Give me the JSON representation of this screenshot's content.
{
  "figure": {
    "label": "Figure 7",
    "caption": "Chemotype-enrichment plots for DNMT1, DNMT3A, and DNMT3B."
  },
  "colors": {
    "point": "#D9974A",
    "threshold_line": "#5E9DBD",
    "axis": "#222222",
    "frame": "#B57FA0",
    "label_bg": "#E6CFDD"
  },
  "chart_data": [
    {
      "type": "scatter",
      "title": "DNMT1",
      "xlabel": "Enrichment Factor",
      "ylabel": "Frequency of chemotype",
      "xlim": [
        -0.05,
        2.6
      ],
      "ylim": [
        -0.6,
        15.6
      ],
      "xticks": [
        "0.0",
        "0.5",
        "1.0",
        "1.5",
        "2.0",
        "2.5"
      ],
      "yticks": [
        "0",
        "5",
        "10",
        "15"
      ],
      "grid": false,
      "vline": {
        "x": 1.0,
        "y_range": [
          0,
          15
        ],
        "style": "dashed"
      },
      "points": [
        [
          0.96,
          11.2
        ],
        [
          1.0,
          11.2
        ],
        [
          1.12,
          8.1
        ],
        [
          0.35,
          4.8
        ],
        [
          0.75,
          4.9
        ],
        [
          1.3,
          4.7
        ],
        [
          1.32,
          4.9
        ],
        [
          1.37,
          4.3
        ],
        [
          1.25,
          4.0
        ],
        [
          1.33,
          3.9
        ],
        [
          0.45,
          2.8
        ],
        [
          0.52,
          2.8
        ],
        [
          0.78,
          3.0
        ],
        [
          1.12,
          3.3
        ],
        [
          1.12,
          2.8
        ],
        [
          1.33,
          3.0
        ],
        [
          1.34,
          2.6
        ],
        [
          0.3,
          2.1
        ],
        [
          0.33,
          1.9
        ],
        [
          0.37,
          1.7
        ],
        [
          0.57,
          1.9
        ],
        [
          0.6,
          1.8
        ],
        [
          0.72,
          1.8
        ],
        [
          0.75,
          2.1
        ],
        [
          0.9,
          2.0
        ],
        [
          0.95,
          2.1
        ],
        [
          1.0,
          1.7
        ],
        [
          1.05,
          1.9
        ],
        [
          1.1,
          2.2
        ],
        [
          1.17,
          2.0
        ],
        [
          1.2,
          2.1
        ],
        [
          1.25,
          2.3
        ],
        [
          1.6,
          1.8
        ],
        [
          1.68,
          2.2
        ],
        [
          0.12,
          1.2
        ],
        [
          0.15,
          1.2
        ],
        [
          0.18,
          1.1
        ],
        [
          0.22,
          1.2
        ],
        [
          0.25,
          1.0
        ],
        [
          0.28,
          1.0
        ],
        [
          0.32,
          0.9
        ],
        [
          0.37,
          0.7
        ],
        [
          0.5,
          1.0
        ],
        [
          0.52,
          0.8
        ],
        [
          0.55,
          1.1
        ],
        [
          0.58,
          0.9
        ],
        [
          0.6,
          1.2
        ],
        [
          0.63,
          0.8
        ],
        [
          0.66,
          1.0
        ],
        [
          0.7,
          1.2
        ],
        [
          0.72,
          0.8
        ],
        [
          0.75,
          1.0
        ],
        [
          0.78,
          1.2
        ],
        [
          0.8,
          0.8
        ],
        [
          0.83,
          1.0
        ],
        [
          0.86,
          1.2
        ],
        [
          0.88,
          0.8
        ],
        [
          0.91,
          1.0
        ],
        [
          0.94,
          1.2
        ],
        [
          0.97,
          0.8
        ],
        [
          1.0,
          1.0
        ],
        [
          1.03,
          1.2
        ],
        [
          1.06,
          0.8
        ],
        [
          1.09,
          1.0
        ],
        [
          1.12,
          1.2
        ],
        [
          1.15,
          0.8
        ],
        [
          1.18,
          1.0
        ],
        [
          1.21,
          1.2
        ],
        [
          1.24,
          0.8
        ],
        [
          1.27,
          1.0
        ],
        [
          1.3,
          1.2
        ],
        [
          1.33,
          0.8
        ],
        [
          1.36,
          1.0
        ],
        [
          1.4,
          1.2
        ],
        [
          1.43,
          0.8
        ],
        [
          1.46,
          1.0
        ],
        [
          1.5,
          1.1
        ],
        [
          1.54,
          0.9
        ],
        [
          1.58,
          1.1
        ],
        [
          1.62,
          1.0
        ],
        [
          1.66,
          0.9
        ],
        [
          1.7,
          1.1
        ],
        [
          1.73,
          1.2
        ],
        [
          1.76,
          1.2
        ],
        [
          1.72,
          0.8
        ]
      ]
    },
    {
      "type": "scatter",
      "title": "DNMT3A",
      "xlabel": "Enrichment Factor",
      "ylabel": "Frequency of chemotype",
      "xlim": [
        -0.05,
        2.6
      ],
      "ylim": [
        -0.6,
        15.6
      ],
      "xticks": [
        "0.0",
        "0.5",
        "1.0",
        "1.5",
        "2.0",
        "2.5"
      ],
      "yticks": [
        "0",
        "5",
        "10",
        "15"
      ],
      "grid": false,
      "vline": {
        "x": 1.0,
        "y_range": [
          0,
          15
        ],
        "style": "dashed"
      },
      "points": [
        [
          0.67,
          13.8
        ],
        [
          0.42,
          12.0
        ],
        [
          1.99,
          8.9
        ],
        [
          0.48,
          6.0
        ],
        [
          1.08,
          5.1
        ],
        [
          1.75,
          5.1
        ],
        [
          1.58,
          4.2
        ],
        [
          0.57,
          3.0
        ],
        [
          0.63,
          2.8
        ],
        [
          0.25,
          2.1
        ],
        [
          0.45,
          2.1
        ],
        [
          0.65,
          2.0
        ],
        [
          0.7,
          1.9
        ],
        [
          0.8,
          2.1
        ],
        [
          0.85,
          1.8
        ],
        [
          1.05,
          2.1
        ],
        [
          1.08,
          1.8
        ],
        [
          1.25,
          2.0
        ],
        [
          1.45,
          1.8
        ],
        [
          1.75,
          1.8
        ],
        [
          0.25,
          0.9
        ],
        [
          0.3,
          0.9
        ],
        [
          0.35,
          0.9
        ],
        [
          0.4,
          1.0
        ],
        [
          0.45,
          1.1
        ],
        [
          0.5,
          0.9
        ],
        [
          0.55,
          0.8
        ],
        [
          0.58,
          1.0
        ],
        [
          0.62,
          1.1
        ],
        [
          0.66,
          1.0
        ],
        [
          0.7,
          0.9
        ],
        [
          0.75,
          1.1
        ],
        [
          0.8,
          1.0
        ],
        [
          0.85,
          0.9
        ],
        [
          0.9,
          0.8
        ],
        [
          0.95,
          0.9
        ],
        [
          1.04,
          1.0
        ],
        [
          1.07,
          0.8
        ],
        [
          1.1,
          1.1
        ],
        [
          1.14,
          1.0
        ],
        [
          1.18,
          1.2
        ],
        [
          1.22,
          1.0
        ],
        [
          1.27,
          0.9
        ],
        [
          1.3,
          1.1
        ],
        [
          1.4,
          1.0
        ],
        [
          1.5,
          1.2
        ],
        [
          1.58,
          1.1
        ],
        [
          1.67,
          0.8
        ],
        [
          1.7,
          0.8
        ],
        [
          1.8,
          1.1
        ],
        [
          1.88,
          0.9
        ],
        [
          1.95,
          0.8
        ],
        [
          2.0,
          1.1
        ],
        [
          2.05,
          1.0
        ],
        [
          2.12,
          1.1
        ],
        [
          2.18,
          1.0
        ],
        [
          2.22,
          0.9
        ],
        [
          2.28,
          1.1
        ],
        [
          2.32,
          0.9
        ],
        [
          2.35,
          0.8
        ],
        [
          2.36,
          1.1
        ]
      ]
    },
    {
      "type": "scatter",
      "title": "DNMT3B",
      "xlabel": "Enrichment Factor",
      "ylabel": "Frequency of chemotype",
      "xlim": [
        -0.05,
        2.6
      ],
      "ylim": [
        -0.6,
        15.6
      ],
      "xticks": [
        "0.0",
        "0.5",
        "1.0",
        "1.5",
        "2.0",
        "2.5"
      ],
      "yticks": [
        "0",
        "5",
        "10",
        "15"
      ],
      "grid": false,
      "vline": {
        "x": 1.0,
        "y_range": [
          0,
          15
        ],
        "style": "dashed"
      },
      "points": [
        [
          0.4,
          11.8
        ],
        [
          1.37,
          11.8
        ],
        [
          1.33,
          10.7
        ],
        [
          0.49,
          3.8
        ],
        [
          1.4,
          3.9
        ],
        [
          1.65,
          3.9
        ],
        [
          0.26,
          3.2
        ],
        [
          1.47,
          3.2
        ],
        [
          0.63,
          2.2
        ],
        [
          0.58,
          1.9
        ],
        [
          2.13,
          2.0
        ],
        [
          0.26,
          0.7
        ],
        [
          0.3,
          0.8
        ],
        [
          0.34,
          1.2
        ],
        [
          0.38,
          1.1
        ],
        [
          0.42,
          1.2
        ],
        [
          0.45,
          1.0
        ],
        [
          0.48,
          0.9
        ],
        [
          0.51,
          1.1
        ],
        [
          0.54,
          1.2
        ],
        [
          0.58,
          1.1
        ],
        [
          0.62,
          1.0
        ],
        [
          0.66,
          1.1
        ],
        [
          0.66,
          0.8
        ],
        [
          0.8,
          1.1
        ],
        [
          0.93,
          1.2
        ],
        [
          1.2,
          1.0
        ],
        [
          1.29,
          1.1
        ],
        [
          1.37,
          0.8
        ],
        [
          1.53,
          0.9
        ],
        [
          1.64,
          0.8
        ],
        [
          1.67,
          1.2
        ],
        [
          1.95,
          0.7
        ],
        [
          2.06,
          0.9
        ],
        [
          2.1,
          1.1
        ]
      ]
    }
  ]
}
────
SHORT PROBLEM - State only the count of lines above that hold the string "title".

THE SOLUTION - 3